:: Exercise input ::
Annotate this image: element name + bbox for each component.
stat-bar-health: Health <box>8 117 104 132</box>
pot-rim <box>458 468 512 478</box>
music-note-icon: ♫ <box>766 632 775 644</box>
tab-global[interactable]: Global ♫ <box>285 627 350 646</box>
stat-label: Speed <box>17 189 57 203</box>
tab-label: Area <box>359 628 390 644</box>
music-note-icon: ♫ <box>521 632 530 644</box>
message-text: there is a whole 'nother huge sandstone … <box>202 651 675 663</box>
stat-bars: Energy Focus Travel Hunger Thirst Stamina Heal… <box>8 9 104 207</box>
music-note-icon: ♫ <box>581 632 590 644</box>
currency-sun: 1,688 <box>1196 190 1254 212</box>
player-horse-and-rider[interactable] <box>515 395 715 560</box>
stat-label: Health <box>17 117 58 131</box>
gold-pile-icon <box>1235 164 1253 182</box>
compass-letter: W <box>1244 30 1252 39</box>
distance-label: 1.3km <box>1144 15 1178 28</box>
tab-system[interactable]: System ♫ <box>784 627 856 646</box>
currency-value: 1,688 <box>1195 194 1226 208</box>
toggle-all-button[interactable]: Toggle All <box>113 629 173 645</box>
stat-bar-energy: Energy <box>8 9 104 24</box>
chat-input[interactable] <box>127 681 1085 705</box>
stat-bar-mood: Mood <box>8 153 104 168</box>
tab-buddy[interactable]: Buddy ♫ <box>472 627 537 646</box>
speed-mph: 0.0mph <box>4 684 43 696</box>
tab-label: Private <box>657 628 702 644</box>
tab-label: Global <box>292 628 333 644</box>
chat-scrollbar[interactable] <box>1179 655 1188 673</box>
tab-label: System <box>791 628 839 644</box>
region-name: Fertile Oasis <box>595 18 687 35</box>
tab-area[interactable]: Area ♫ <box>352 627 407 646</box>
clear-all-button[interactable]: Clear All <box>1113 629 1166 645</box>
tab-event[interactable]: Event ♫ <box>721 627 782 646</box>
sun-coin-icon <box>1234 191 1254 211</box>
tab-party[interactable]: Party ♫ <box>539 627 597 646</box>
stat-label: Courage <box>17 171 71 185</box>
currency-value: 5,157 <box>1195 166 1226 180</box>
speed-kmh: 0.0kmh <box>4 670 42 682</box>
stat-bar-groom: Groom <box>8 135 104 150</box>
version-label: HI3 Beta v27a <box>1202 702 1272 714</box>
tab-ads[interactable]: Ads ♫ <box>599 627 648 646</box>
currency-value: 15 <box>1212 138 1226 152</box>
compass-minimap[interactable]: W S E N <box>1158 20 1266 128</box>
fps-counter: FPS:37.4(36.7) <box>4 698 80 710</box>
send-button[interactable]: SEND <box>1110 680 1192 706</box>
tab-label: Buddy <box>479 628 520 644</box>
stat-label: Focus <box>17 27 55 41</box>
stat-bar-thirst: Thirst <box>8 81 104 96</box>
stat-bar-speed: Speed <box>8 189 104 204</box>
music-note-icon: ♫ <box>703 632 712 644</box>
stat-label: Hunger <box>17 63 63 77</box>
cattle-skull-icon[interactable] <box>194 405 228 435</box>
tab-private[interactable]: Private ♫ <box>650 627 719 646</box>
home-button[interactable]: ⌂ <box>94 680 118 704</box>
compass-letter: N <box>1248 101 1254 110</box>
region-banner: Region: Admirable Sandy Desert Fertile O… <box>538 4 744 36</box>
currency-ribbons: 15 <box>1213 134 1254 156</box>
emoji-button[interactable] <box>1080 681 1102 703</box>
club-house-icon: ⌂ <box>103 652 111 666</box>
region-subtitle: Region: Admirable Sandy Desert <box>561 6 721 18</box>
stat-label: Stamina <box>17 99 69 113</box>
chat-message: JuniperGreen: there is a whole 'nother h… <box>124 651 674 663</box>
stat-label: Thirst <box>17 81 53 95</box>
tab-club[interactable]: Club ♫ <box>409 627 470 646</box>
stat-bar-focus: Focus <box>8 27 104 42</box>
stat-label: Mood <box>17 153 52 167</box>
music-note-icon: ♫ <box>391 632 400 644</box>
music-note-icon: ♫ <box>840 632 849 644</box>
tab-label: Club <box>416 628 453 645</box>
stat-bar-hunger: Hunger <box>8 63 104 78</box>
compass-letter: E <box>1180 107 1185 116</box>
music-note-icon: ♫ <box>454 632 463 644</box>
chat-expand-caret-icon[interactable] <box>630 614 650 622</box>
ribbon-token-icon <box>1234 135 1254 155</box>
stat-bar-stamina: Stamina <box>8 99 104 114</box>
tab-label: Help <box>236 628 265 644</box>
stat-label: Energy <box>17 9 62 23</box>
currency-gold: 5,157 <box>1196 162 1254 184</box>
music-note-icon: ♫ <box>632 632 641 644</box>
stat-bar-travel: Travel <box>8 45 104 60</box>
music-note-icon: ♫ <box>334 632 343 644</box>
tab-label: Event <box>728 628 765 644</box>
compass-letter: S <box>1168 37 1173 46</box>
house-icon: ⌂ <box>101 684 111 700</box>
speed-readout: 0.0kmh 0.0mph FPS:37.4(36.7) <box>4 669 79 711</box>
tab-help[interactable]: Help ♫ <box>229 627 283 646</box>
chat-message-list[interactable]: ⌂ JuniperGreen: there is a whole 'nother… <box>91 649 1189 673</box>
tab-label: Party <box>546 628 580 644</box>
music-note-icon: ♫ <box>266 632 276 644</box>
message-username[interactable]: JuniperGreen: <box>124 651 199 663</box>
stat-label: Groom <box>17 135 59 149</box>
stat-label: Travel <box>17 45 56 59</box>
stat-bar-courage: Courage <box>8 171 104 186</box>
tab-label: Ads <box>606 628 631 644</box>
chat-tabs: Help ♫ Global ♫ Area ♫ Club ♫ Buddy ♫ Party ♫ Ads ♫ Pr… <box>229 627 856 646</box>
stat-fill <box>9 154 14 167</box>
:::
:: Exercise input ::
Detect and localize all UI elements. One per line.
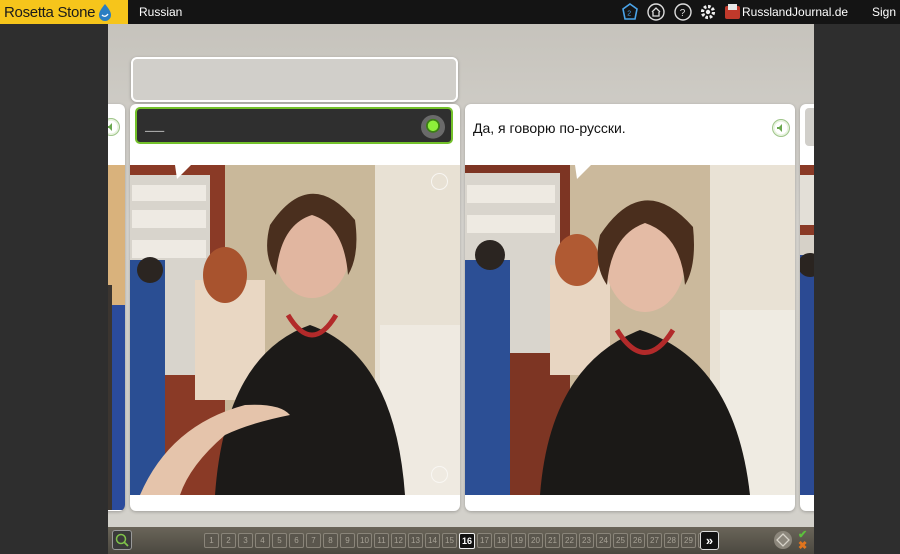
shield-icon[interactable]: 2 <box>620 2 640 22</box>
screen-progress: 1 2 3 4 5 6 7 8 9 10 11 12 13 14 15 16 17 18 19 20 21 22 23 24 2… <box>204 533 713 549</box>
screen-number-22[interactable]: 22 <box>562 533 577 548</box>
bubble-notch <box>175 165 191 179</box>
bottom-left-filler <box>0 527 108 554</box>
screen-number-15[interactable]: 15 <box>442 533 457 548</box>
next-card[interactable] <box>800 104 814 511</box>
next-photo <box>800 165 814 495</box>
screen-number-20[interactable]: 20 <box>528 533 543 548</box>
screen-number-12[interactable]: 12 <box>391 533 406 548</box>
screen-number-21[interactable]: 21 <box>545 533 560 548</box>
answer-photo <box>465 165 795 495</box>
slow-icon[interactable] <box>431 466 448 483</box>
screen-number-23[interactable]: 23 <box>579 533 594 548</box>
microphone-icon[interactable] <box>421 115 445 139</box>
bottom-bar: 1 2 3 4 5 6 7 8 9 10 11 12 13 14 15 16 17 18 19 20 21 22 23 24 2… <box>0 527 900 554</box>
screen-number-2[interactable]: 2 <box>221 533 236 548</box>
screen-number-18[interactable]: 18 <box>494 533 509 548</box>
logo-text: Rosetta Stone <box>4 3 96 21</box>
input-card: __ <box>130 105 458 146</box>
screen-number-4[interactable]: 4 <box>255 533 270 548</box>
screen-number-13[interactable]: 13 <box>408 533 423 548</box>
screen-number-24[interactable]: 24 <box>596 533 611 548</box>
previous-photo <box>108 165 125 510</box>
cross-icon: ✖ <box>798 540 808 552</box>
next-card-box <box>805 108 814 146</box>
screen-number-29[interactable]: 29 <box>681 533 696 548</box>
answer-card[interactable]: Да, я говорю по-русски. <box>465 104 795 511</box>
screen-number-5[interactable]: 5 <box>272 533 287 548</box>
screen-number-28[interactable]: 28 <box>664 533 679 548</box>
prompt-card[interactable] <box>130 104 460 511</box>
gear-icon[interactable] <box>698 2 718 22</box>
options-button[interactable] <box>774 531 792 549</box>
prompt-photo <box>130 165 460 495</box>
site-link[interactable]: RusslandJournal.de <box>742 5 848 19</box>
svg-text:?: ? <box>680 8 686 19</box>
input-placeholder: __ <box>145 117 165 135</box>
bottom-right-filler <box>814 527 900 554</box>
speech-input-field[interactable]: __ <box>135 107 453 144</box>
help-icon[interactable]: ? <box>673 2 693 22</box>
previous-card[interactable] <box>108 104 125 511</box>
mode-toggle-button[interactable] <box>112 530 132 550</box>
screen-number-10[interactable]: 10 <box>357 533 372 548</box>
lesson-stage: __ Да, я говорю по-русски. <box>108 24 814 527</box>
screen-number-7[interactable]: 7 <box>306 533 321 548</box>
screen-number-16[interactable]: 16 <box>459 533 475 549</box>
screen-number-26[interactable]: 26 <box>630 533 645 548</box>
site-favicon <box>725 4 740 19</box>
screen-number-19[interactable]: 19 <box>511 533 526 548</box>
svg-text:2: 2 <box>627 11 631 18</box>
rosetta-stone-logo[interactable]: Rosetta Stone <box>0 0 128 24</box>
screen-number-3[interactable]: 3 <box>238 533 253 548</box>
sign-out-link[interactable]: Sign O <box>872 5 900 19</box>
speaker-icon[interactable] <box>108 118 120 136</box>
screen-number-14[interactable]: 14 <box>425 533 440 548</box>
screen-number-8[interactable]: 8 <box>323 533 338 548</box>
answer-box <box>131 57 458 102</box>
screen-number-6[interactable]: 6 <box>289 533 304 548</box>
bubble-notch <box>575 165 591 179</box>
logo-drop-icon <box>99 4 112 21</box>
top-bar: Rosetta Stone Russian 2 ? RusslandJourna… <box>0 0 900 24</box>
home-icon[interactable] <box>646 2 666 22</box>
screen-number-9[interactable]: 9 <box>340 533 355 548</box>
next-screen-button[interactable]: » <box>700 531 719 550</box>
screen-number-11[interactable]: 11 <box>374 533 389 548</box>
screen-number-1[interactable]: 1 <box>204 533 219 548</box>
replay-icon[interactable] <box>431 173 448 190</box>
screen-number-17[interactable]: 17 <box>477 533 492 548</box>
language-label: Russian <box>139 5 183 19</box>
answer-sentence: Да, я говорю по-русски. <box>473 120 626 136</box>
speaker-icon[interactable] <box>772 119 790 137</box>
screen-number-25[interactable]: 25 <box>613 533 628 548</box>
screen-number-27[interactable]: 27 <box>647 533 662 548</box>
:::
- [Stated goal]:
Copy verbatim the lines beginning with the line containing "Annotate this image: element" and continuing through the line containing "message-text: there is".

- [Output]:
Annotate this image: element name + bbox for each component.
stat-bar-health: Health <box>8 117 104 132</box>
pot-rim <box>458 468 512 478</box>
music-note-icon: ♫ <box>766 632 775 644</box>
tab-global[interactable]: Global ♫ <box>285 627 350 646</box>
stat-label: Speed <box>17 189 57 203</box>
tab-label: Area <box>359 628 390 644</box>
music-note-icon: ♫ <box>521 632 530 644</box>
message-text: there is a whole 'nother huge sandstone … <box>202 651 675 663</box>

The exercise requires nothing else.